Problem requirements
Return each line of the listing that contains the string "aorta".

Given records
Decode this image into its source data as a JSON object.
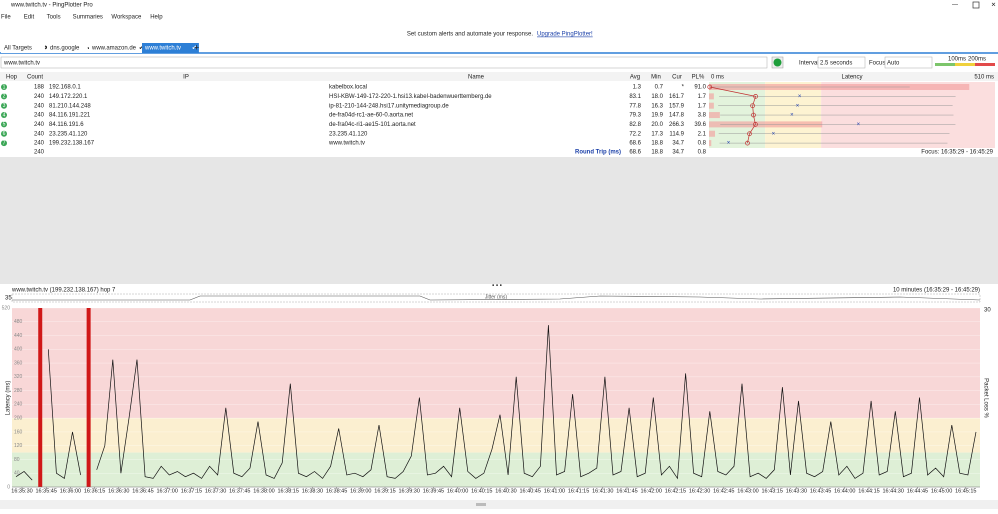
{
  "window": {
    "title": "www.twitch.tv - PingPlotter Pro"
  },
  "menu": [
    "File",
    "Edit",
    "Tools",
    "Summaries",
    "Workspace",
    "Help"
  ],
  "banner": {
    "text": "Set custom alerts and automate your response.",
    "link": "Upgrade PingPlotter!"
  },
  "tabs": [
    "All Targets",
    "dns.google",
    "www.amazon.de",
    "www.twitch.tv"
  ],
  "toolbar": {
    "target": "www.twitch.tv",
    "interval_label": "Interval",
    "interval": "2.5 seconds",
    "focus_label": "Focus",
    "focus": "Auto",
    "legend": [
      "100ms",
      "200ms"
    ]
  },
  "table": {
    "headers": [
      "Hop",
      "Count",
      "IP",
      "Name",
      "Avg",
      "Min",
      "Cur",
      "PL%",
      "Latency"
    ],
    "rows": [
      [
        "1",
        "188",
        "192.168.0.1",
        "kabelbox.local",
        "1.3",
        "0.7",
        "*",
        "91.0"
      ],
      [
        "2",
        "240",
        "149.172.220.1",
        "HSI-KBW-149-172-220-1.hsi13.kabel-badenwuerttemberg.de",
        "83.1",
        "18.0",
        "161.7",
        "1.7"
      ],
      [
        "3",
        "240",
        "81.210.144.248",
        "ip-81-210-144-248.hsi17.unitymediagroup.de",
        "77.8",
        "16.3",
        "157.9",
        "1.7"
      ],
      [
        "4",
        "240",
        "84.116.191.221",
        "de-fra04d-rc1-ae-60-0.aorta.net",
        "79.3",
        "19.9",
        "147.8",
        "3.8"
      ],
      [
        "5",
        "240",
        "84.116.191.6",
        "de-fra04c-ri1-ae15-101.aorta.net",
        "82.8",
        "20.0",
        "266.3",
        "39.6"
      ],
      [
        "6",
        "240",
        "23.235.41.120",
        "23.235.41.120",
        "72.2",
        "17.3",
        "114.9",
        "2.1"
      ],
      [
        "7",
        "240",
        "199.232.138.167",
        "www.twitch.tv",
        "68.6",
        "18.8",
        "34.7",
        "0.8"
      ]
    ],
    "footer": {
      "count": "240",
      "label": "Round Trip (ms)",
      "avg": "68.6",
      "min": "18.8",
      "cur": "34.7",
      "pl": "0.8",
      "focus": "Focus: 16:35:29 - 16:45:29"
    },
    "latency_scale": [
      "0 ms",
      "510 ms"
    ]
  },
  "graph": {
    "title": "www.twitch.tv (199.232.138.167) hop 7",
    "range": "10 minutes (16:35:29 - 16:45:29)",
    "jitter_label": "Jitter (ms)",
    "jitter_max": "35",
    "y_label": "Latency (ms)",
    "y2_label": "Packet Loss %",
    "y2_max": "30",
    "ylim": [
      0,
      520
    ],
    "yticks": [
      0,
      40,
      80,
      120,
      160,
      200,
      240,
      280,
      320,
      360,
      400,
      440,
      480,
      520
    ],
    "zones": [
      100,
      200
    ],
    "times": [
      "16:35:30",
      "16:35:45",
      "16:36:00",
      "16:36:15",
      "16:36:30",
      "16:36:45",
      "16:37:00",
      "16:37:15",
      "16:37:30",
      "16:37:45",
      "16:38:00",
      "16:38:15",
      "16:38:30",
      "16:38:45",
      "16:39:00",
      "16:39:15",
      "16:39:30",
      "16:39:45",
      "16:40:00",
      "16:40:15",
      "16:40:30",
      "16:40:45",
      "16:41:00",
      "16:41:15",
      "16:41:30",
      "16:41:45",
      "16:42:00",
      "16:42:15",
      "16:42:30",
      "16:42:45",
      "16:43:00",
      "16:43:15",
      "16:43:30",
      "16:43:45",
      "16:44:00",
      "16:44:15",
      "16:44:30",
      "16:44:45",
      "16:45:00",
      "16:45:15"
    ],
    "latency": [
      30,
      45,
      20,
      null,
      400,
      40,
      25,
      160,
      35,
      null,
      50,
      120,
      370,
      40,
      200,
      370,
      30,
      25,
      60,
      35,
      45,
      30,
      40,
      25,
      60,
      35,
      230,
      40,
      30,
      55,
      190,
      35,
      25,
      70,
      300,
      40,
      30,
      45,
      25,
      60,
      170,
      35,
      40,
      30,
      50,
      180,
      30,
      25,
      45,
      90,
      260,
      35,
      40,
      60,
      30,
      230,
      45,
      25,
      40,
      110,
      210,
      35,
      320,
      40,
      30,
      60,
      470,
      35,
      45,
      270,
      30,
      40,
      55,
      320,
      35,
      45,
      230,
      30,
      40,
      260,
      35,
      60,
      25,
      330,
      40,
      30,
      220,
      45,
      35,
      60,
      300,
      30,
      40,
      25,
      50,
      290,
      35,
      250,
      40,
      30,
      45,
      190,
      35,
      60,
      25,
      40,
      250,
      35,
      45,
      220,
      30,
      40,
      260,
      35,
      55,
      30,
      180,
      40,
      35,
      160
    ],
    "lost_samples": [
      3,
      9
    ]
  }
}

Result of this exercise
        "de-fra04d-rc1-ae-60-0.aorta.net",
        "de-fra04c-ri1-ae15-101.aorta.net",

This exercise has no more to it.